_TEXT EXTRACT:_
※

Especially as a host, you have to be immersed in all of that… and as a writer, too.  We follow the news in general, but we’re all assigned different magazines to look at every week, so we can bring that knowledge to the table.  You have to be up on pop culture… and smart in general.  You have to be able to reference stuff in the past.  

Ultimately, we can write whatever we want, and we (the writers) can have a bad day… but Chelsea can never have a bad day.  She constantly has to be delivering.  So she reads US Weekly, In Touch, all that stuff, voraciously, as well as watching every single TV show… and not only reading all that, but then formulating an opinion.  It doesn’t end when you walk out the door.

I’ve recently gotten a lot of emails from aspirants who want to write for talk shows.  What’s the best way to become a talk show writer?  If you’re an aspiring talk show writer living in Omaha, what’s the best path?
Unfortunately, there is no formula for it. I backed into it because my agents represented Wayne Brady.  He was looking for a new writer, I’d been doing stand-up, so I did a submission.  And I got the job.  But obviously [a writer] in Omaha can’t do that.

If someone wants to put together a packet of material to impress a talk show producer, what do they need?  I mean, in scripted TV, you write specs, sample scripts of 30 Rock or CSI or whatever… but in talk, how do you prove you’re a good writer?
If you want to be a talk show writer, pick a show: Conan, Letterman, Leno, [etc.]  They’re all different in style and structure, so you have to figure out which to do a sample for.  

Let’s say you did Conan.  He typically does four topical jokes when he comes out at the top of the show, so you’d want to generate a list of 15-20 topical jokes based on that day or week’s news, to show you can write topically and write monologue jokes.  

You also want to generate some sketch ideas, both that [the host] can be in and also ones featuring new characters.  Also, do existing sketches they do.  What’s your submission of “In the Year 2000?”  Or your submission of when he drives his desk through the city?  Any of those popular bits.  You want to show that you know the show, and you can fit that style.  

Then, in terms of what you do with that, you’re free to send it in blindly to the executive producers with a note saying, “Hey, I’m in Omaha, but I’d love to write.  What do you think?”  

[Of course,] you would probably have a better shot starting with a smaller show.  You’re not going to get hired on Letterman if you’ve never had any experience, so you say, “Well, Spike Feresten has a talk show—late night on Saturdays and they’re probably much more available for staffing than Letterman or Leno.”

※

_DATA SHOWN:_
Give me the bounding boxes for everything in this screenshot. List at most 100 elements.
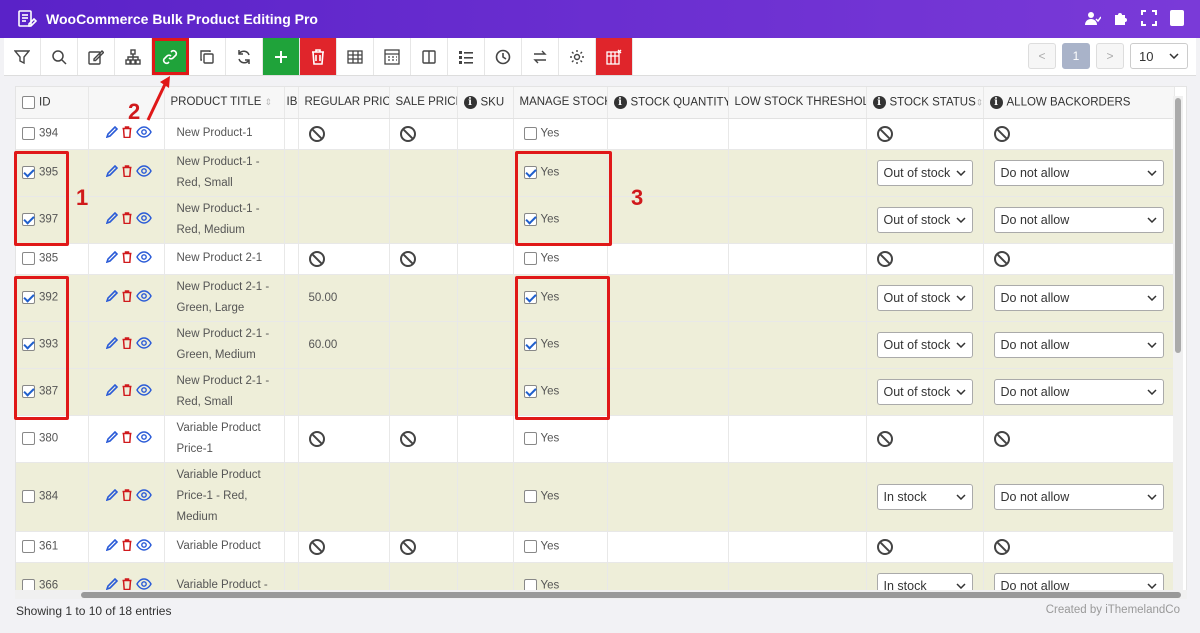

※

_PROMPT:_ Pick up the interview about talk show writing after its final sentence and carry it on in the same voice. The data comes from a separate source and has no link to the talk show writing interview.

_TASK RESULT:_
Hold on—that’s weird.  In scripted shows, you would never send a show a spec of itself.  I.e., you can’t usually get a producer at Dexter to read a Dexter spec.  But it sounds like talk shows work differently… like you submit to Leno a packet of material designed specifically for Leno.  Is that right?
Yeah—there’s a big difference.  In talk shows, they want to see if you can write in their voice, style, and structure.

So, would you ever submit a packet of spec Leno jokes you wrote to Chelsea Lately?  Would you submit Jimmy Kimmel Live sketches to Letterman?
I wouldn’t.  Again, it’s a very specific voice you’re writing for.  There may be ways to tweak the same joke so it fits each personality, but the way Letterman delivers a joke is very different from the way Leno delivers it, [which is different from] the way Chelsea Handler delivers it.  

So your best bet, if you can, is to do various submissions to show you can speak to each of those shows.

It seems like a lot of talk show writers, such as yourself, were stand-ups before they became writers.  Is stand-up a good way to hone your chops to become a talk show writer?
Not only does it help hone your chops, it helps you learn how to write jokes and deliver jokes… which is important because part of the writing process is pitching.  When you’re in the room each morning, pitching your jokes, you pitch it like you’re on a stage in a comedy show.  You have to be able to sell it.  

[Stand-up] also introduces you to a lot of people.  I know people who have gotten writing jobs based on the fact that they were in comedy clubs and knew this host or that host, or were friendly with one of the writers on Kimmel, who also did stand-up, and he knew of an opening on his staff.   So it’s very useful for the networking aspect… and honing your writing and presentation skills.

Any last thoughts?
Make sure you really respect the comedy of the person you’re writing for.  If you don’t know or respect the comedy, it’s not going to work out, regardless.  When you’re on the same comedy wavelength as the host, it makes going to work every day really fun, because it’s just shooting the shit with your friends.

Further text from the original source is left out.